Task:
All the records that follow need to be reproduced exactly. Omit the images.

Extracted data:
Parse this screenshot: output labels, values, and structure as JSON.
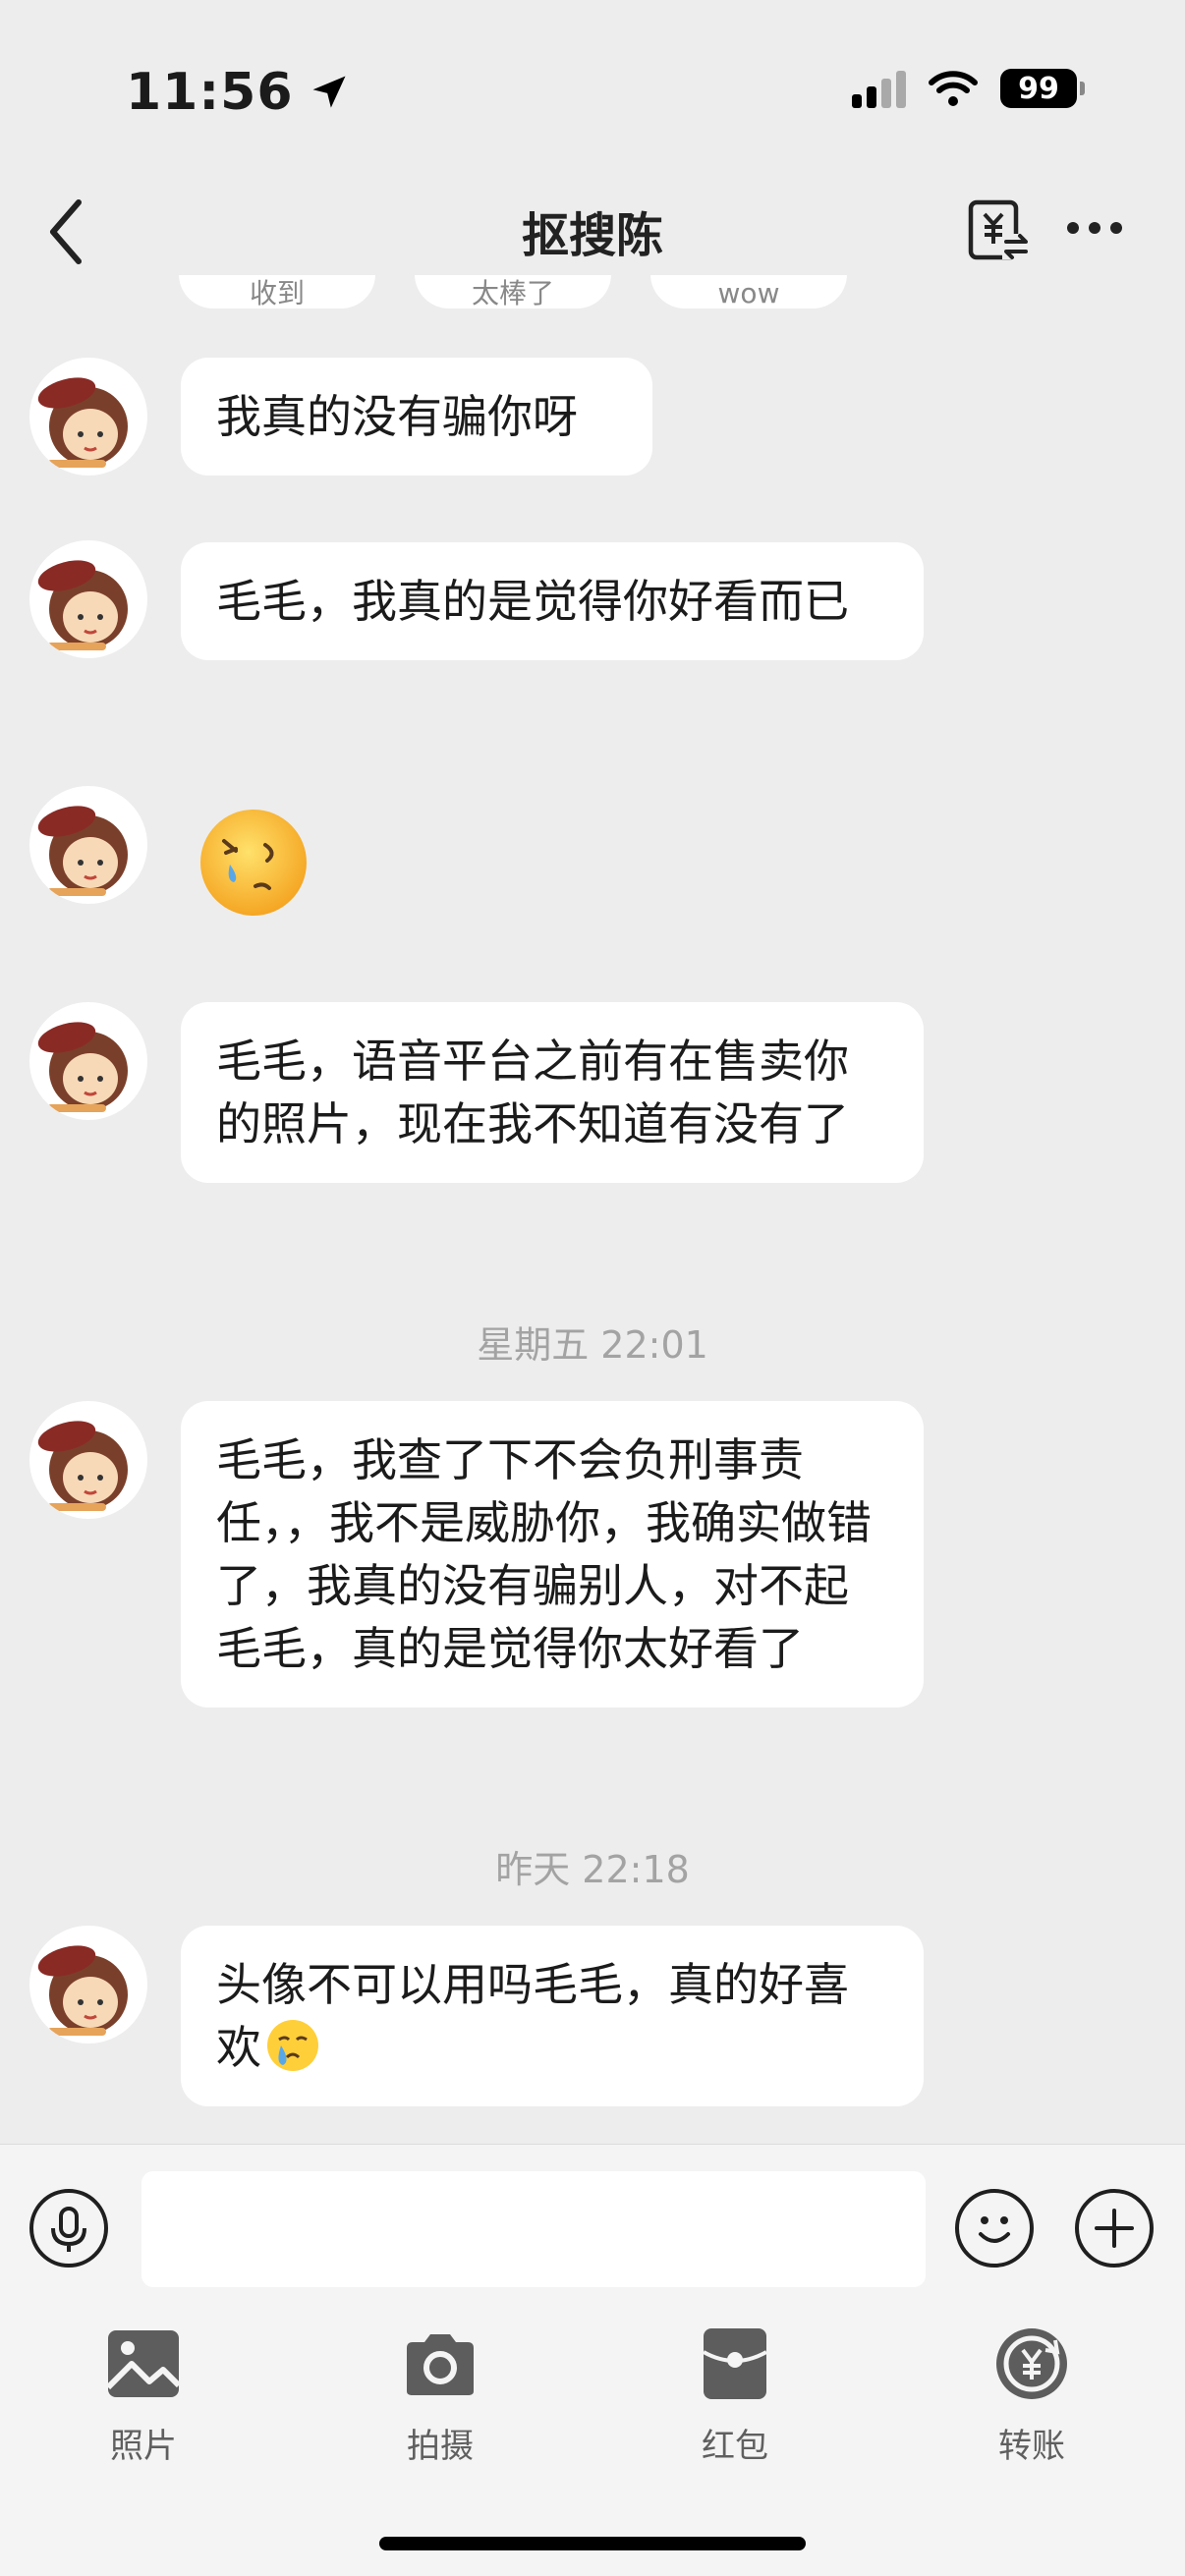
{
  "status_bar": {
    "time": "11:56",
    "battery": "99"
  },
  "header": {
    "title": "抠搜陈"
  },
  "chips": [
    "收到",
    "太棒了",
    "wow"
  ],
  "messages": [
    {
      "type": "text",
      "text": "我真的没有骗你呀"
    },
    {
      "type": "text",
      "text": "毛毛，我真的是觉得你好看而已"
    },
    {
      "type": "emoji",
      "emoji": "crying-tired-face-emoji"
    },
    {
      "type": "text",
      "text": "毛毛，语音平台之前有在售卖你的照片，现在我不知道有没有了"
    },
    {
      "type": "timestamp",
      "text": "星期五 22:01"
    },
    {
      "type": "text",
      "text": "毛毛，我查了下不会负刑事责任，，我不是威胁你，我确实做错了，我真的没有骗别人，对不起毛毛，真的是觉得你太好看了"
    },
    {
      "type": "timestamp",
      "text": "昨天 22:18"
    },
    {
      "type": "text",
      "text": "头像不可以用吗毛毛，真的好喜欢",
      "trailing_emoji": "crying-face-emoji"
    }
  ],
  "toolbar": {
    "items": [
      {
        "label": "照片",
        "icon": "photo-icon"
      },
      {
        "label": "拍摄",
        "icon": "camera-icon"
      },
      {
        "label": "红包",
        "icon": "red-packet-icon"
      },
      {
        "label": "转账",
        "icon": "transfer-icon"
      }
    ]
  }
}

Finished answer:
Parse this screenshot: output labels, values, and structure as JSON.
{
  "status_bar": {
    "time": "11:56",
    "battery": "99"
  },
  "header": {
    "title": "抠搜陈"
  },
  "chips": [
    "收到",
    "太棒了",
    "wow"
  ],
  "messages": [
    {
      "type": "text",
      "text": "我真的没有骗你呀"
    },
    {
      "type": "text",
      "text": "毛毛，我真的是觉得你好看而已"
    },
    {
      "type": "emoji",
      "emoji": "crying-tired-face-emoji"
    },
    {
      "type": "text",
      "text": "毛毛，语音平台之前有在售卖你的照片，现在我不知道有没有了"
    },
    {
      "type": "timestamp",
      "text": "星期五 22:01"
    },
    {
      "type": "text",
      "text": "毛毛，我查了下不会负刑事责任，，我不是威胁你，我确实做错了，我真的没有骗别人，对不起毛毛，真的是觉得你太好看了"
    },
    {
      "type": "timestamp",
      "text": "昨天 22:18"
    },
    {
      "type": "text",
      "text": "头像不可以用吗毛毛，真的好喜欢",
      "trailing_emoji": "crying-face-emoji"
    }
  ],
  "toolbar": {
    "items": [
      {
        "label": "照片",
        "icon": "photo-icon"
      },
      {
        "label": "拍摄",
        "icon": "camera-icon"
      },
      {
        "label": "红包",
        "icon": "red-packet-icon"
      },
      {
        "label": "转账",
        "icon": "transfer-icon"
      }
    ]
  }
}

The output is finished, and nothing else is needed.